Dataset records

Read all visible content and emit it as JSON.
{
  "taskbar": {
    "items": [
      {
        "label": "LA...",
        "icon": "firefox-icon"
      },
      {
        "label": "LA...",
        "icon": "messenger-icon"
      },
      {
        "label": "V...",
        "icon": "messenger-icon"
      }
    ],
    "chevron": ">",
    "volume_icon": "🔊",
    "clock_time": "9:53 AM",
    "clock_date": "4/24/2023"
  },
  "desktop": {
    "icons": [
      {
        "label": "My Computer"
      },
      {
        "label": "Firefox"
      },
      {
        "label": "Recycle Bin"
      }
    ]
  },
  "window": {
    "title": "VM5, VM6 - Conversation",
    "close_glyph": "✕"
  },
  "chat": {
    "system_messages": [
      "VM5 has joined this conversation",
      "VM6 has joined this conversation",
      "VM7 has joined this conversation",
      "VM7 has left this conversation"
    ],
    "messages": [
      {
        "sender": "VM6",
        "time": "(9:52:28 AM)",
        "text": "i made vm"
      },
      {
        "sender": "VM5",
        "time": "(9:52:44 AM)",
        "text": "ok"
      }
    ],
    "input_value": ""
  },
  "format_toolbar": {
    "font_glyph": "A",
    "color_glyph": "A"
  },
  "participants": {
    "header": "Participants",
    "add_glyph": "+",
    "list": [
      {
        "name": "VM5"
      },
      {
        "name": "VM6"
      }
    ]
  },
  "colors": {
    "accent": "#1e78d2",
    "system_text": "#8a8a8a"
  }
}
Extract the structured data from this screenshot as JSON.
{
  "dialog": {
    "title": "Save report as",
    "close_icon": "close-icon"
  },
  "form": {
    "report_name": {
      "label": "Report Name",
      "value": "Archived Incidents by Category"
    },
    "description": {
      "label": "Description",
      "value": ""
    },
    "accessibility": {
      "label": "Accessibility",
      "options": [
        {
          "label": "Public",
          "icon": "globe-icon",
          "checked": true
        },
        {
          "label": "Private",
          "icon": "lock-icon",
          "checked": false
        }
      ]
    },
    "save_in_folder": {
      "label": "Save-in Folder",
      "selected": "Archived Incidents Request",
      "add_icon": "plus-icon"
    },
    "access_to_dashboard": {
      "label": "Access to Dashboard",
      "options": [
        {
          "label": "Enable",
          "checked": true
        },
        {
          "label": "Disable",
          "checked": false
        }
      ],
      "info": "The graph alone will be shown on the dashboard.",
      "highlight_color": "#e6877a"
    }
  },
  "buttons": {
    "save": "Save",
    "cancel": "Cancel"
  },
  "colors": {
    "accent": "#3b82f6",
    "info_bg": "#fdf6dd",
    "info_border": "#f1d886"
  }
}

Task instructions
Write out each line of the data above again, exactly as given.

Reply to the exercise
Read all visible content and emit it as JSON.
{
  "taskbar": {
    "items": [
      {
        "label": "LA...",
        "icon": "firefox-icon"
      },
      {
        "label": "LA...",
        "icon": "messenger-icon"
      },
      {
        "label": "V...",
        "icon": "messenger-icon"
      }
    ],
    "chevron": ">",
    "volume_icon": "🔊",
    "clock_time": "9:53 AM",
    "clock_date": "4/24/2023"
  },
  "desktop": {
    "icons": [
      {
        "label": "My Computer"
      },
      {
        "label": "Firefox"
      },
      {
        "label": "Recycle Bin"
      }
    ]
  },
  "window": {
    "title": "VM5, VM6 - Conversation",
    "close_glyph": "✕"
  },
  "chat": {
    "system_messages": [
      "VM5 has joined this conversation",
      "VM6 has joined this conversation",
      "VM7 has joined this conversation",
      "VM7 has left this conversation"
    ],
    "messages": [
      {
        "sender": "VM6",
        "time": "(9:52:28 AM)",
        "text": "i made vm"
      },
      {
        "sender": "VM5",
        "time": "(9:52:44 AM)",
        "text": "ok"
      }
    ],
    "input_value": ""
  },
  "format_toolbar": {
    "font_glyph": "A",
    "color_glyph": "A"
  },
  "participants": {
    "header": "Participants",
    "add_glyph": "+",
    "list": [
      {
        "name": "VM5"
      },
      {
        "name": "VM6"
      }
    ]
  },
  "colors": {
    "accent": "#1e78d2",
    "system_text": "#8a8a8a"
  }
}
Extract the structured data from this screenshot as JSON.
{
  "dialog": {
    "title": "Save report as",
    "close_icon": "close-icon"
  },
  "form": {
    "report_name": {
      "label": "Report Name",
      "value": "Archived Incidents by Category"
    },
    "description": {
      "label": "Description",
      "value": ""
    },
    "accessibility": {
      "label": "Accessibility",
      "options": [
        {
          "label": "Public",
          "icon": "globe-icon",
          "checked": true
        },
        {
          "label": "Private",
          "icon": "lock-icon",
          "checked": false
        }
      ]
    },
    "save_in_folder": {
      "label": "Save-in Folder",
      "selected": "Archived Incidents Request",
      "add_icon": "plus-icon"
    },
    "access_to_dashboard": {
      "label": "Access to Dashboard",
      "options": [
        {
          "label": "Enable",
          "checked": true
        },
        {
          "label": "Disable",
          "checked": false
        }
      ],
      "info": "The graph alone will be shown on the dashboard.",
      "highlight_color": "#e6877a"
    }
  },
  "buttons": {
    "save": "Save",
    "cancel": "Cancel"
  },
  "colors": {
    "accent": "#3b82f6",
    "info_bg": "#fdf6dd",
    "info_border": "#f1d886"
  }
}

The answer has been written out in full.